━━ ENTRIES

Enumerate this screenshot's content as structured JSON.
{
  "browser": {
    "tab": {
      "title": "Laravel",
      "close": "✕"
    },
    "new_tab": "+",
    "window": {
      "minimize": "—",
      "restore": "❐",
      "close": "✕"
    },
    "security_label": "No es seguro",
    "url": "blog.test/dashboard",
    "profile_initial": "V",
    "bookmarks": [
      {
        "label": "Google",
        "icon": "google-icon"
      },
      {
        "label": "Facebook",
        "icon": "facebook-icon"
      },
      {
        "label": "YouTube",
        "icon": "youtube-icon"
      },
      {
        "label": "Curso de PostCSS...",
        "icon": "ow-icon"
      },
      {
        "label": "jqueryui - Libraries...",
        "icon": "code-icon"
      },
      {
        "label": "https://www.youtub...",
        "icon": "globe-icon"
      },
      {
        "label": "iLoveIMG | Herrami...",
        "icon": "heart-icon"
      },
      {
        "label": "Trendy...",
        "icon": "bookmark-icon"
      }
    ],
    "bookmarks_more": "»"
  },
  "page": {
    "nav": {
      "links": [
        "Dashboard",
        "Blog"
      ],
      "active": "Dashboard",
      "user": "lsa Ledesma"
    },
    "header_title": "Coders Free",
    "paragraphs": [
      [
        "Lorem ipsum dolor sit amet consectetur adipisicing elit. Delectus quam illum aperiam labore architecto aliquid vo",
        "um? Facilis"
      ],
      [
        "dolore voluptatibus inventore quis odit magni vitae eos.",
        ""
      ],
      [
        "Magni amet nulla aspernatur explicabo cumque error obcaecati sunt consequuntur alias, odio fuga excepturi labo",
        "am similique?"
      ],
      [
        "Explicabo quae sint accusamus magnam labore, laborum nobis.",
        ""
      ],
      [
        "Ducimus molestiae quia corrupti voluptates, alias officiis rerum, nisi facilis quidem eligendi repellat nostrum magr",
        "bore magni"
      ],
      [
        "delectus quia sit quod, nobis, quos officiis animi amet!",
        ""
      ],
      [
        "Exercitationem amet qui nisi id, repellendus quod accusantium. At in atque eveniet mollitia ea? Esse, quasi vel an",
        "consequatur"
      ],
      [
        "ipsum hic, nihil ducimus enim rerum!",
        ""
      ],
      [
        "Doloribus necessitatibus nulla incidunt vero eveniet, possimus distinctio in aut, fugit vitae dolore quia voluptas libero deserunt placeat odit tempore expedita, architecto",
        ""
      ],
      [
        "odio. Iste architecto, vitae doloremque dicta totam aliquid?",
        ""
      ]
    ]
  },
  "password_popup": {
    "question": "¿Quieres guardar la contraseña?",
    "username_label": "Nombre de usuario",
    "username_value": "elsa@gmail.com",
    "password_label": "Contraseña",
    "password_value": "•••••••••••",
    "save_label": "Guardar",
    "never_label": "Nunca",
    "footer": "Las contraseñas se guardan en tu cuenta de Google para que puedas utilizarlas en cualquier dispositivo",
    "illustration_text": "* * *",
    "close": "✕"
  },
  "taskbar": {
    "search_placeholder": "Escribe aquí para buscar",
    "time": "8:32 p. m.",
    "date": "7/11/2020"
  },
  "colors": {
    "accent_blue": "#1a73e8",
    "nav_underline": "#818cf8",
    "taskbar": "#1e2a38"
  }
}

━━━━

(WHAT YOU NEED TO DO) Give solely the number of lines in the data that contain the string "odio".

(EXERCISE OUTPUT) 2